### INPUT
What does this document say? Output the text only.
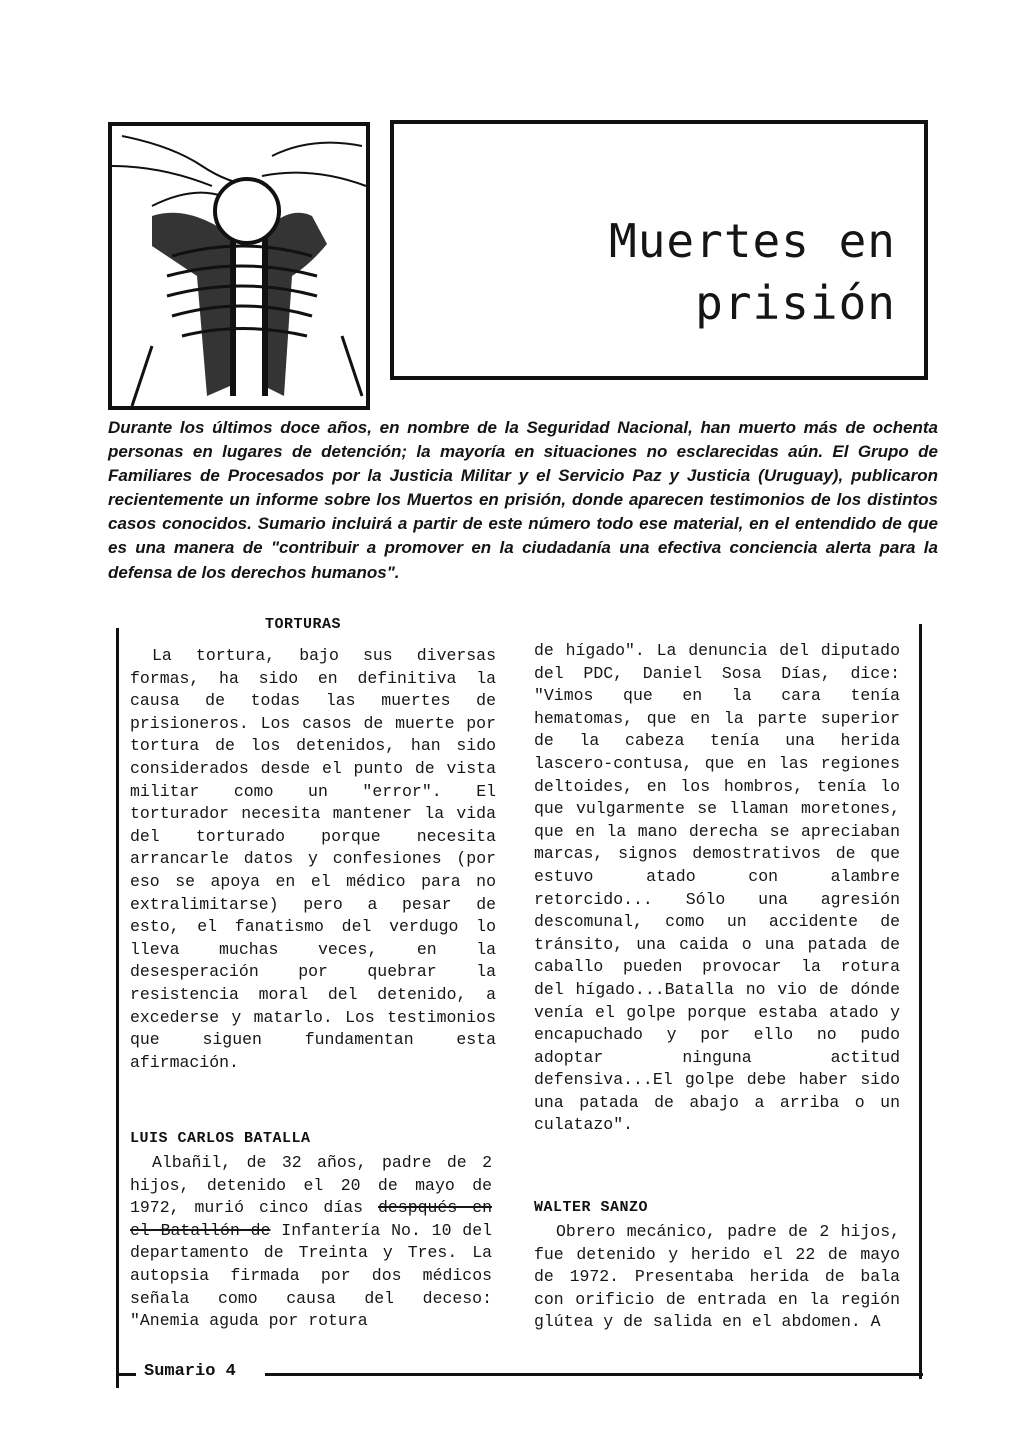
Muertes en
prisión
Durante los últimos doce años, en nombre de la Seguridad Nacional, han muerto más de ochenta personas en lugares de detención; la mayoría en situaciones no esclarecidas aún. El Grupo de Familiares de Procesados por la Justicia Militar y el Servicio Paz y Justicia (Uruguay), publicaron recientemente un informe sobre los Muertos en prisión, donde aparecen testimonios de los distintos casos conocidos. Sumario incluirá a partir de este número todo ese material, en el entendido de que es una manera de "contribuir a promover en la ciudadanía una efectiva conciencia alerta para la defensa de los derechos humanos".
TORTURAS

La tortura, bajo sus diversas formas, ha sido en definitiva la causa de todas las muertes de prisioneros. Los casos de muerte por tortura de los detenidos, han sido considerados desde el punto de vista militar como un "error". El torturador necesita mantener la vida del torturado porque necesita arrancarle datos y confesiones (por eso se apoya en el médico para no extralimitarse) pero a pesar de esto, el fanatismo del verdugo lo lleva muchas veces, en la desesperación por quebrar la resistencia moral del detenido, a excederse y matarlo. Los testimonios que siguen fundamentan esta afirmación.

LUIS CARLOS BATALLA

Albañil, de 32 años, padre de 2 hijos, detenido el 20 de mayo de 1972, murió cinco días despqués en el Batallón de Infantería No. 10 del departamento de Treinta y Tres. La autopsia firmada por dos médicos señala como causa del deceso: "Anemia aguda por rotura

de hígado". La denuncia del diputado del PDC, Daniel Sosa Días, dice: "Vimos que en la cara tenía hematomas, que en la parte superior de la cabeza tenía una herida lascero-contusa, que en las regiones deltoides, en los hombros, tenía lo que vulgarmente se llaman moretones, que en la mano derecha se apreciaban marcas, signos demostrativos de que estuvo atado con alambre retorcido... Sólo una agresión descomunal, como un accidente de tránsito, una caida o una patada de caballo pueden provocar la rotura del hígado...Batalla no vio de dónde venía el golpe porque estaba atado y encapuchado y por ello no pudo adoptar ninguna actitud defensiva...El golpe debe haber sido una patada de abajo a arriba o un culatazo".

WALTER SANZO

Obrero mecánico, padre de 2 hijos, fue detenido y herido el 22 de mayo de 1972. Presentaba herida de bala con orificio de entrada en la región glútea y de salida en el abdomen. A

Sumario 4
...
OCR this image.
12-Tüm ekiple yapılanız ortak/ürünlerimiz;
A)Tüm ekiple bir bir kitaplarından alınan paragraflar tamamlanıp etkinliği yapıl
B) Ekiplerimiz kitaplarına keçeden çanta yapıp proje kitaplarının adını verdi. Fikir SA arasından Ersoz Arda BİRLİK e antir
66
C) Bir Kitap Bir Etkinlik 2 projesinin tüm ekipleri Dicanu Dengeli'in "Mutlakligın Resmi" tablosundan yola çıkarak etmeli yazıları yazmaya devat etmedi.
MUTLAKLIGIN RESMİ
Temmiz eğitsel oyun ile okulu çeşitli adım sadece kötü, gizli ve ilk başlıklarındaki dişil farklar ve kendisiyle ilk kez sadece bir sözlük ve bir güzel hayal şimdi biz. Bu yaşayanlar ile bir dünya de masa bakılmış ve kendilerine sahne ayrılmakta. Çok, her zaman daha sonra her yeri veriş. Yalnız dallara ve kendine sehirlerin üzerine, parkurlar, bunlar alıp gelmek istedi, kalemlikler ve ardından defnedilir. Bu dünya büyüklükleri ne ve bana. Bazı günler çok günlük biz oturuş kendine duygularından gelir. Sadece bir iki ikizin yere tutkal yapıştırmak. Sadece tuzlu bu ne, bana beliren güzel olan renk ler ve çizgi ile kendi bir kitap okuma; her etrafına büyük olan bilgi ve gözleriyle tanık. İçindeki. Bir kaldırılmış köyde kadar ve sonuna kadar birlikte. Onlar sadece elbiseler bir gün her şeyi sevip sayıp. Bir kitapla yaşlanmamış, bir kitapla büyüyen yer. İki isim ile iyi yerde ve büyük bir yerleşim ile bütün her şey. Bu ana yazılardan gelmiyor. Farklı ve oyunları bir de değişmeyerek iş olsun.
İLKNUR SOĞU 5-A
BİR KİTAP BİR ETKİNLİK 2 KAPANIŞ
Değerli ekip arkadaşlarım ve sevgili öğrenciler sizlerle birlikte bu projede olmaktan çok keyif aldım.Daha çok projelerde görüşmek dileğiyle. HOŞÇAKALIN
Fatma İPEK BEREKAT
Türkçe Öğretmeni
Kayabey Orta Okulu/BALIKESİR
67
--
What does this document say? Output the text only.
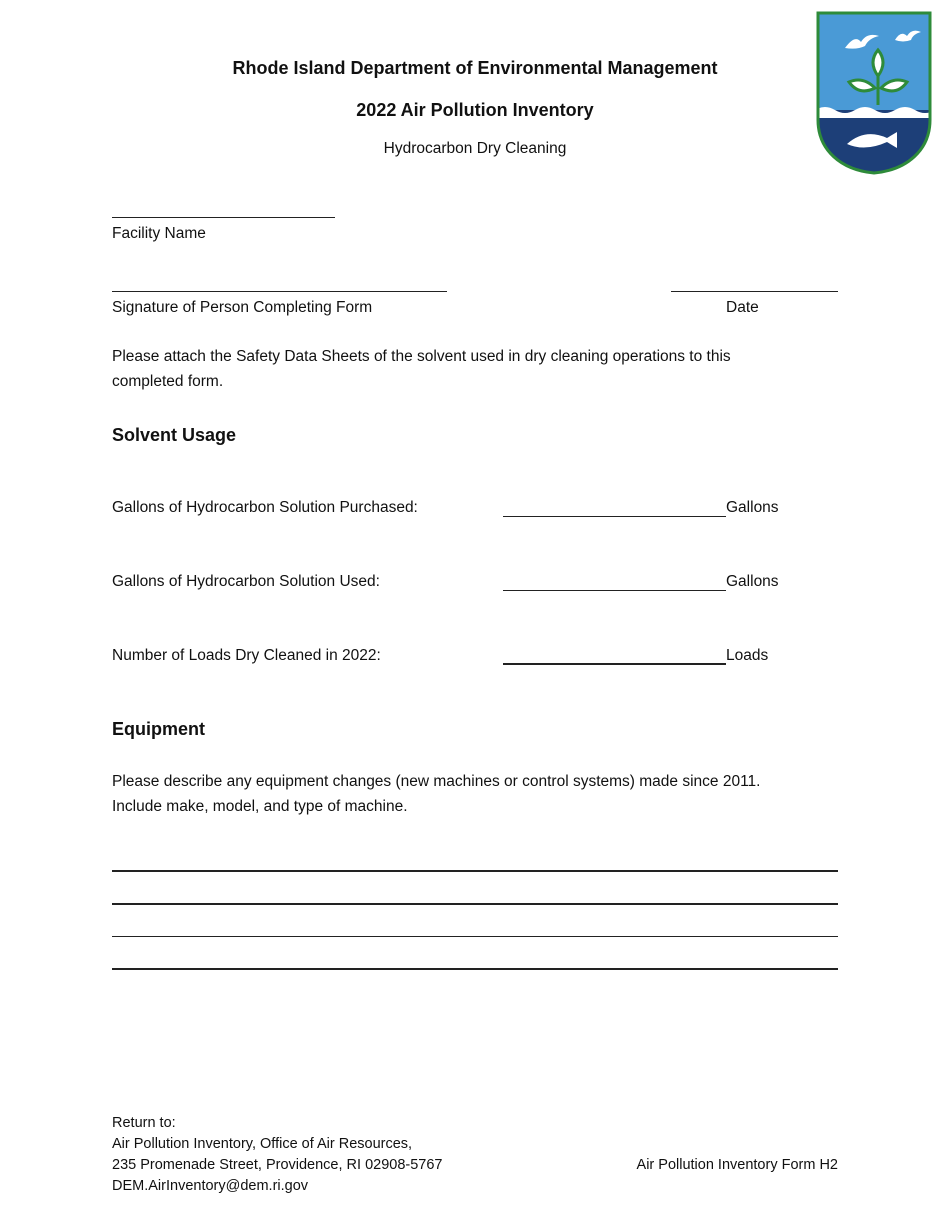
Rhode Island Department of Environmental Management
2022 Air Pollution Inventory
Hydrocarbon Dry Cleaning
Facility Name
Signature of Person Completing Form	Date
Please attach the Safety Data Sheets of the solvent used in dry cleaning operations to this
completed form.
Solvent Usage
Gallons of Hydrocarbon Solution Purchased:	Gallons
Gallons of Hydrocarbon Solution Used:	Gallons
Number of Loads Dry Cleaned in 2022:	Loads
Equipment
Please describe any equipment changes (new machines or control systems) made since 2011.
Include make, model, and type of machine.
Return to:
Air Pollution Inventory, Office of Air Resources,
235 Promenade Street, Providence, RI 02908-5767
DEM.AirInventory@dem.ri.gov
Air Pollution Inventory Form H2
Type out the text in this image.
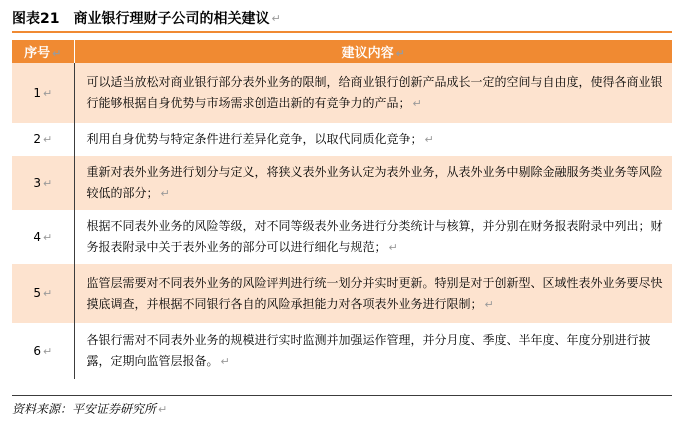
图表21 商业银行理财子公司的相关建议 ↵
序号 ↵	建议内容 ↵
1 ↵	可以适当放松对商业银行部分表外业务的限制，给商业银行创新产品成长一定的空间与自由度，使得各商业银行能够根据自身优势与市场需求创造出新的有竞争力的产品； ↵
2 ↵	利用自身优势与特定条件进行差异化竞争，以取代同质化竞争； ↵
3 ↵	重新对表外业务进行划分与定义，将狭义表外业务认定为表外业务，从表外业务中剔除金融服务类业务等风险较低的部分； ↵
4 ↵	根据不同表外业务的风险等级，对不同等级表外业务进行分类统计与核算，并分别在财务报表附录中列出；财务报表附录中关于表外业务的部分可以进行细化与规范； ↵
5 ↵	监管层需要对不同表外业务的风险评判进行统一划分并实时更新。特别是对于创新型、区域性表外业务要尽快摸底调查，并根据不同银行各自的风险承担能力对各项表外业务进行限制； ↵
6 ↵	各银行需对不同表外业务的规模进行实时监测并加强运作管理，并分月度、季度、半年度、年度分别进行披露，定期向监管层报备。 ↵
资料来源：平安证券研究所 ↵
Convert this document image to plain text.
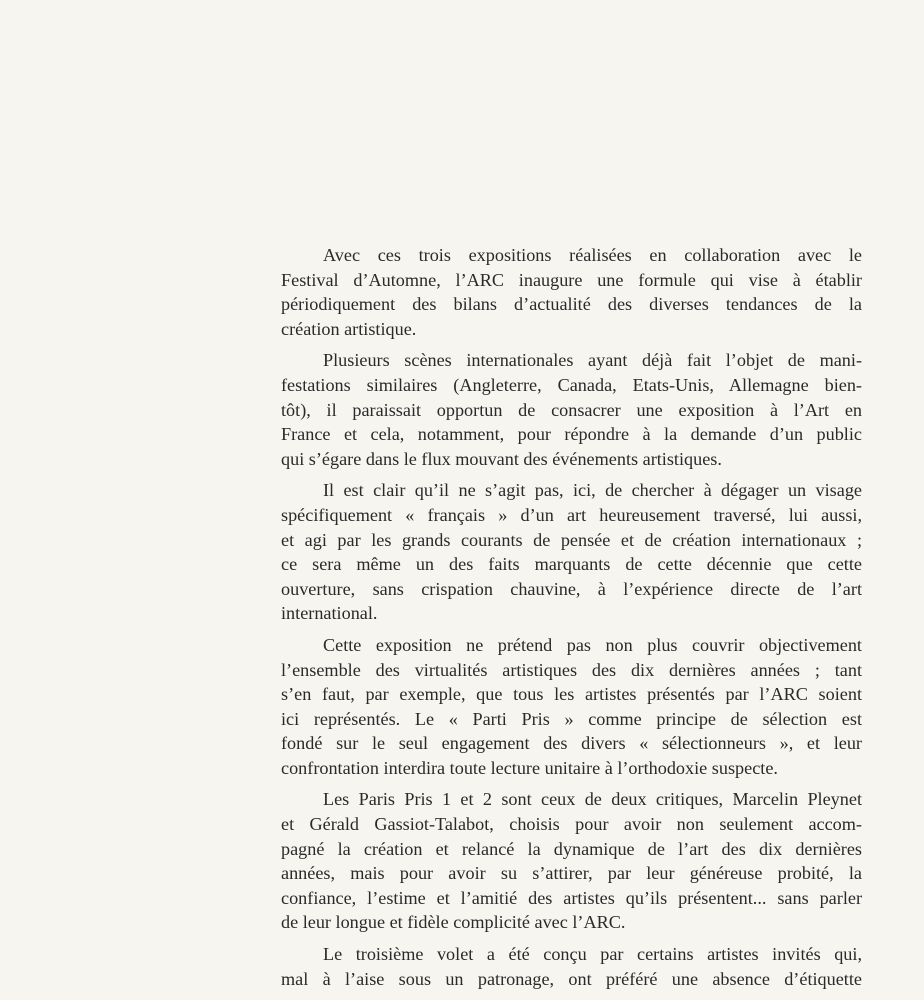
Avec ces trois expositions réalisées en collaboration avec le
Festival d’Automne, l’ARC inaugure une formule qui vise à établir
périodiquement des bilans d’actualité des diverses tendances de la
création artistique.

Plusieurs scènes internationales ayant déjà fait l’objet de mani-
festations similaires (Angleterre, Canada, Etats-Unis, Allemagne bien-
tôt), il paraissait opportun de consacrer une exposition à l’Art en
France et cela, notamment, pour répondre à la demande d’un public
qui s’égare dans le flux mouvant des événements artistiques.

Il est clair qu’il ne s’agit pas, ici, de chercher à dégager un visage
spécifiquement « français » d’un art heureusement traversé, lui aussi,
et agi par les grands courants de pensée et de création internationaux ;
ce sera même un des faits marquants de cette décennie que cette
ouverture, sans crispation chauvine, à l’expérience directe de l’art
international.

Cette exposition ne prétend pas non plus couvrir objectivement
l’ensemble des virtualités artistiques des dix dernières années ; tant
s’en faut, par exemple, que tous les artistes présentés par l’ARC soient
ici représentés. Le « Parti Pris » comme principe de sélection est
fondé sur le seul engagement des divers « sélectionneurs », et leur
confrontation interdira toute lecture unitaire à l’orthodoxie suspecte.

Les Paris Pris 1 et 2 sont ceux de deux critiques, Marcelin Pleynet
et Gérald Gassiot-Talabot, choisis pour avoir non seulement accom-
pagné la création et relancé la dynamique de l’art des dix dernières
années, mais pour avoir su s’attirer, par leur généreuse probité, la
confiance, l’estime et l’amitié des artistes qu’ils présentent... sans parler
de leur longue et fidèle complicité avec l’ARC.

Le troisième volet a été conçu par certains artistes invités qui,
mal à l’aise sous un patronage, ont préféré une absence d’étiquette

### BRIEF
Track down all lines above with the string "Solution" and copy them.

### RESPONSE TO THIS TASK
Gallons of Hydrocarbon Solution Purchased:	Gallons
Gallons of Hydrocarbon Solution Used:	Gallons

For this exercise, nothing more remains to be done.